WHAT TO DO -
State the number of lines that include the string "домов", and write nothing else.

MATERIAL FOR THIS EXERCISE -
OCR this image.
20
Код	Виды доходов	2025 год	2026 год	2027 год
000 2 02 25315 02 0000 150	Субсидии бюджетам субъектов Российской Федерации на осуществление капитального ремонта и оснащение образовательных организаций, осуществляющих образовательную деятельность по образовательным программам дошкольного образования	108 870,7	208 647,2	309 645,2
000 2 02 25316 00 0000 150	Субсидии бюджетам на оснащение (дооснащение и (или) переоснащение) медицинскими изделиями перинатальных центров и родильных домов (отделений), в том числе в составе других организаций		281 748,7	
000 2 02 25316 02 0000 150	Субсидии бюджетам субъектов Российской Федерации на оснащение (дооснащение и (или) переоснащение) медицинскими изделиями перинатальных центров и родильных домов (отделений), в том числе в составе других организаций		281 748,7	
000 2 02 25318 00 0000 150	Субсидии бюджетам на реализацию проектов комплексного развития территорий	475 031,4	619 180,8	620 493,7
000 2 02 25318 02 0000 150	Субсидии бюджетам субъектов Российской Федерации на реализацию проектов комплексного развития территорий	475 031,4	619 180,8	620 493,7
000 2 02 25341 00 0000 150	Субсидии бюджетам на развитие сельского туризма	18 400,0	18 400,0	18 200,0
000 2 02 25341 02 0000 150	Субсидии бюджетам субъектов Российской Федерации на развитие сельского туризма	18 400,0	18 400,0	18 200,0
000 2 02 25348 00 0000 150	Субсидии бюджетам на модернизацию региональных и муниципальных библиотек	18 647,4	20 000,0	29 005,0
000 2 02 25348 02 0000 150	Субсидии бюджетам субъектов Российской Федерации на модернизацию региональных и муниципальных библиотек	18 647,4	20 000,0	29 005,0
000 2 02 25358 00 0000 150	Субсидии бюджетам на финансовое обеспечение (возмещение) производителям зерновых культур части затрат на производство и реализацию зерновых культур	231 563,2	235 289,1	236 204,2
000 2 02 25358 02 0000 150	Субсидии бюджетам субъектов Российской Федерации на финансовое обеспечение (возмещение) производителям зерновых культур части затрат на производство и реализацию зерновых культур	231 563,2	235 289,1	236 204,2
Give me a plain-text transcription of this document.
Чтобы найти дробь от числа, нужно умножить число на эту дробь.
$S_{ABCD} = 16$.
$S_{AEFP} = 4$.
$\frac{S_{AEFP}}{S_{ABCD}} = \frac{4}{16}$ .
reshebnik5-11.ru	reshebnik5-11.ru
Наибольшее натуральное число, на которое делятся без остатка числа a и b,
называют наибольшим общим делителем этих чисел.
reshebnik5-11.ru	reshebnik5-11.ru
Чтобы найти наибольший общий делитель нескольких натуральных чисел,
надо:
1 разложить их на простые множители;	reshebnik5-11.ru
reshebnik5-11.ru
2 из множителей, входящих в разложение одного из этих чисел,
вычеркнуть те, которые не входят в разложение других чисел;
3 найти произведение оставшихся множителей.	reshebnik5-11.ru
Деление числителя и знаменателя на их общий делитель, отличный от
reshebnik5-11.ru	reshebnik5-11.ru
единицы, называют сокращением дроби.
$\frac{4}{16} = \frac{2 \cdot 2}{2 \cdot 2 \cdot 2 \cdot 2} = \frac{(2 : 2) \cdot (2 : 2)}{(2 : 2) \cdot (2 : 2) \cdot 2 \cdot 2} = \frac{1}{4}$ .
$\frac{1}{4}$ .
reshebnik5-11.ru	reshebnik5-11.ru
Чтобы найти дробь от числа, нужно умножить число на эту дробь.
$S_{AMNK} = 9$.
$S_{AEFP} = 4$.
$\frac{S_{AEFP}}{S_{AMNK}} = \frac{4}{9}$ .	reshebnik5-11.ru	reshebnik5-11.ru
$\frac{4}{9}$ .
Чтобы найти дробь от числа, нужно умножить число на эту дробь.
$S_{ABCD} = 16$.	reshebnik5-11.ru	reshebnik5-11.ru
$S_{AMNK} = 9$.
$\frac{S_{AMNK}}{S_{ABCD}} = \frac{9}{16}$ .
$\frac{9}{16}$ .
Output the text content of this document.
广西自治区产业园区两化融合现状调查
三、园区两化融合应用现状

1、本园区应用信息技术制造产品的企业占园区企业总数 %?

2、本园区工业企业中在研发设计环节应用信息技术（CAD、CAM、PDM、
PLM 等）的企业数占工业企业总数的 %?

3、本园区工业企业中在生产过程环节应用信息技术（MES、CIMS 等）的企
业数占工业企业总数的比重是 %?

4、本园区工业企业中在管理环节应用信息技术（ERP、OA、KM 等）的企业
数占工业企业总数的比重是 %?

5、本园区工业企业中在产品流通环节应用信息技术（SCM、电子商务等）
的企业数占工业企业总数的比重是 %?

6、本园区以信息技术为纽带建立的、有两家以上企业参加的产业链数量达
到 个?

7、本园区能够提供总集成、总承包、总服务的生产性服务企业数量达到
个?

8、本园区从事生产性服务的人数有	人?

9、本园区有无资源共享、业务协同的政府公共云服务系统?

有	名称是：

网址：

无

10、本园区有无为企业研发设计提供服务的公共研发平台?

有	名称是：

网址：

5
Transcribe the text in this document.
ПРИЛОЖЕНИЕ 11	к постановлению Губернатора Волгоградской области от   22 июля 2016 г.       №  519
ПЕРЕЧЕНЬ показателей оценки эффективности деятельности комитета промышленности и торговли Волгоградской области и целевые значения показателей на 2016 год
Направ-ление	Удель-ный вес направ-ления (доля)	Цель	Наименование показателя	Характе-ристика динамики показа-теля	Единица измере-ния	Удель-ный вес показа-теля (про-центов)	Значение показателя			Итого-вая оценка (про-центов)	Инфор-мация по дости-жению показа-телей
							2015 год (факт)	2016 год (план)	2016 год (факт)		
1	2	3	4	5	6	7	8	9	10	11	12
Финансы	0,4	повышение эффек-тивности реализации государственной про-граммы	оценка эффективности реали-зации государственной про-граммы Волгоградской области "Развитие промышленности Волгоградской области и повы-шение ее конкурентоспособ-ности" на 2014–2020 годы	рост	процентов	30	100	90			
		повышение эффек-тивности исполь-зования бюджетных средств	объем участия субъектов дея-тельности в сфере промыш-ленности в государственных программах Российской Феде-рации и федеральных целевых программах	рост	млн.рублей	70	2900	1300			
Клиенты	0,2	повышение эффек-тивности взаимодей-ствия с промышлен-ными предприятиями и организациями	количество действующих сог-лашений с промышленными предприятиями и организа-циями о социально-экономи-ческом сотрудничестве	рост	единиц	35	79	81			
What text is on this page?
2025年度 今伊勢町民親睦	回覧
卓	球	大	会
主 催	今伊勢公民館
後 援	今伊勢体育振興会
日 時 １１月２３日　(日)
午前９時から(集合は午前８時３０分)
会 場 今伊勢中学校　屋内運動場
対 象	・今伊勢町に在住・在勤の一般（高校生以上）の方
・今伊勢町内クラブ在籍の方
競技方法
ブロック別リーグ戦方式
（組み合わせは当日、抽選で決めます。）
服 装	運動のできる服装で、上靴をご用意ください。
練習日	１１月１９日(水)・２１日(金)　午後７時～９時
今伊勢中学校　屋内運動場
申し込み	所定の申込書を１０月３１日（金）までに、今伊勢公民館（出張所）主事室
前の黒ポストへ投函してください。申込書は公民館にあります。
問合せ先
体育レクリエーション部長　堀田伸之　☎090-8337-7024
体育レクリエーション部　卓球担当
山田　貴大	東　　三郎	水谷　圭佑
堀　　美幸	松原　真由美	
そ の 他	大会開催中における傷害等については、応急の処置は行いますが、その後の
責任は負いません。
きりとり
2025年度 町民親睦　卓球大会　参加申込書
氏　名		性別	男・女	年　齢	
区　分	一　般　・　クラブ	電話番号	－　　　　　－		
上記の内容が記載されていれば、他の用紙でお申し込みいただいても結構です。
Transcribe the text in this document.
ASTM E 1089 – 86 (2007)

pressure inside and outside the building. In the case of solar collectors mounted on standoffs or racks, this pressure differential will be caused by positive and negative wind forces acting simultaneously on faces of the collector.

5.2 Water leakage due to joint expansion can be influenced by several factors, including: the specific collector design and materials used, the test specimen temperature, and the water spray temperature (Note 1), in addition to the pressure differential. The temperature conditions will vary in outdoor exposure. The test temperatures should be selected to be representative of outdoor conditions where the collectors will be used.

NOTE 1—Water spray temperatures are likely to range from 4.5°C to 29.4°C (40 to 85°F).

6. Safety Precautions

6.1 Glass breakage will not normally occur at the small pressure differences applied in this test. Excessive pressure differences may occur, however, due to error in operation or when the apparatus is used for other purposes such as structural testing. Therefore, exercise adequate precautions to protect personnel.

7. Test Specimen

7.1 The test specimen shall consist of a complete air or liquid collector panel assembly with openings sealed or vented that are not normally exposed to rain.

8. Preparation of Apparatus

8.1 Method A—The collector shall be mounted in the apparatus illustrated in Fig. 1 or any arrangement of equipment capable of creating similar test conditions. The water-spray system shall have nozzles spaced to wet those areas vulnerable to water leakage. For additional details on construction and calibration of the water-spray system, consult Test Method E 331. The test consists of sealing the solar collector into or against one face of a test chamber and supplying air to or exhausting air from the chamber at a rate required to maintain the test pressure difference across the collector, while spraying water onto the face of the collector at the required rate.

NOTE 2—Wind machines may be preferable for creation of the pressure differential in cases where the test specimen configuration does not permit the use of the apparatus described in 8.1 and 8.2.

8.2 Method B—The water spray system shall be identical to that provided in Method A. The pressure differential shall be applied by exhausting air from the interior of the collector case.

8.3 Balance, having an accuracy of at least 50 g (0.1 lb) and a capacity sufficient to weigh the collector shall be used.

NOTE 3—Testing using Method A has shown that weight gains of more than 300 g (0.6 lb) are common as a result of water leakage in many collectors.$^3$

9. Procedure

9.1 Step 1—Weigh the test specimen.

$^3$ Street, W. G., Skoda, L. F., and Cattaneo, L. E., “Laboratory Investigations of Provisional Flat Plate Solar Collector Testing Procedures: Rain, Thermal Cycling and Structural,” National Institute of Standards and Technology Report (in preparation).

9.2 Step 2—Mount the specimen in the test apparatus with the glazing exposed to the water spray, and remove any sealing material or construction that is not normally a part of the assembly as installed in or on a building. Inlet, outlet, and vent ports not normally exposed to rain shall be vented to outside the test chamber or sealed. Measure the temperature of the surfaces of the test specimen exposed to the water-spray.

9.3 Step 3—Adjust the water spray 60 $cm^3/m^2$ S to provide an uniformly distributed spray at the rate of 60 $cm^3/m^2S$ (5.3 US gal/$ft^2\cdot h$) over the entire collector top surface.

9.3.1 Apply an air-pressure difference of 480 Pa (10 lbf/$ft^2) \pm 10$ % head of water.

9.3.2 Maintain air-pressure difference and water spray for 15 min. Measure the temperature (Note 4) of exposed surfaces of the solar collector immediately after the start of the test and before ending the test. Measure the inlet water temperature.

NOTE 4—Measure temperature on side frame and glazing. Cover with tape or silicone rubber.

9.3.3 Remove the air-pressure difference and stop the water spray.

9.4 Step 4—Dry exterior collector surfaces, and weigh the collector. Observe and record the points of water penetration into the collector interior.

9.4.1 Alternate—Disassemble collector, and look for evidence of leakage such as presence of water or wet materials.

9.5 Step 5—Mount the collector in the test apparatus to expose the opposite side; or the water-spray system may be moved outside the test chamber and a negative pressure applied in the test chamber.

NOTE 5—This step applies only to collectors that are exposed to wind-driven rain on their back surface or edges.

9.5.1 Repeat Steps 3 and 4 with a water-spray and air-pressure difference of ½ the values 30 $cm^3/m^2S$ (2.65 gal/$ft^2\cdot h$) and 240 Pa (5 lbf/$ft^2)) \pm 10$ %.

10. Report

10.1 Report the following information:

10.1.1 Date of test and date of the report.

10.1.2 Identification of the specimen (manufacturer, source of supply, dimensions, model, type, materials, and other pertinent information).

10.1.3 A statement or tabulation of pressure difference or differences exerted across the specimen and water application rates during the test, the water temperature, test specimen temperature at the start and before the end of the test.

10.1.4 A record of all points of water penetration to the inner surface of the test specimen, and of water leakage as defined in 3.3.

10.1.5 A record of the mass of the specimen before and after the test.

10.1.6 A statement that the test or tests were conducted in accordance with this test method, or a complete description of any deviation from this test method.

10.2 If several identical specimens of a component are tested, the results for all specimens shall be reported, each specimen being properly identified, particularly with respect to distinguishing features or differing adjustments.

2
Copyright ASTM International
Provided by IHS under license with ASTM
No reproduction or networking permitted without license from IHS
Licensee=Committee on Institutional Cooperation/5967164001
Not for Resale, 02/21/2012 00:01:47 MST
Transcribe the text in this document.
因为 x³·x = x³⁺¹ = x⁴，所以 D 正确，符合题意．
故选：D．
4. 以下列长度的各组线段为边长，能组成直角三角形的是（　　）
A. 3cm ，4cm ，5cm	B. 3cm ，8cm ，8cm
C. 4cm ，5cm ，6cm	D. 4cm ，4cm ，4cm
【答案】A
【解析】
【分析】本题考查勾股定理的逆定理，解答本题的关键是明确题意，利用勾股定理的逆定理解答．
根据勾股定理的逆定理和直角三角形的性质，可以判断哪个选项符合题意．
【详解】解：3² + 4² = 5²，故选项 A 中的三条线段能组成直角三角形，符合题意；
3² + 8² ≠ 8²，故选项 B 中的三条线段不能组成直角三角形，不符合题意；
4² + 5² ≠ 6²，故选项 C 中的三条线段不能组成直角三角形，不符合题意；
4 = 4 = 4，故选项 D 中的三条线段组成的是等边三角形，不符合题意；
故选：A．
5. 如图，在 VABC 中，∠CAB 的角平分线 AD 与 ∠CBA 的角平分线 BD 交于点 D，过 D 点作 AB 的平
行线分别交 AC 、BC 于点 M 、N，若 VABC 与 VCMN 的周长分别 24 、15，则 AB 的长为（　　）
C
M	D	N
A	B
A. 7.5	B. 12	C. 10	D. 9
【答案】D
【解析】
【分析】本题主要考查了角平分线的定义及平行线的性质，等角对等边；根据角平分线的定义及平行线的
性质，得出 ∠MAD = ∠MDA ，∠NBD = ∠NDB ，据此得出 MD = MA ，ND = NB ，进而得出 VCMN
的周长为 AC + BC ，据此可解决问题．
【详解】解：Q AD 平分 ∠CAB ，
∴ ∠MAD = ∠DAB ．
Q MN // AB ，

RESULT OF THIS TASK -
2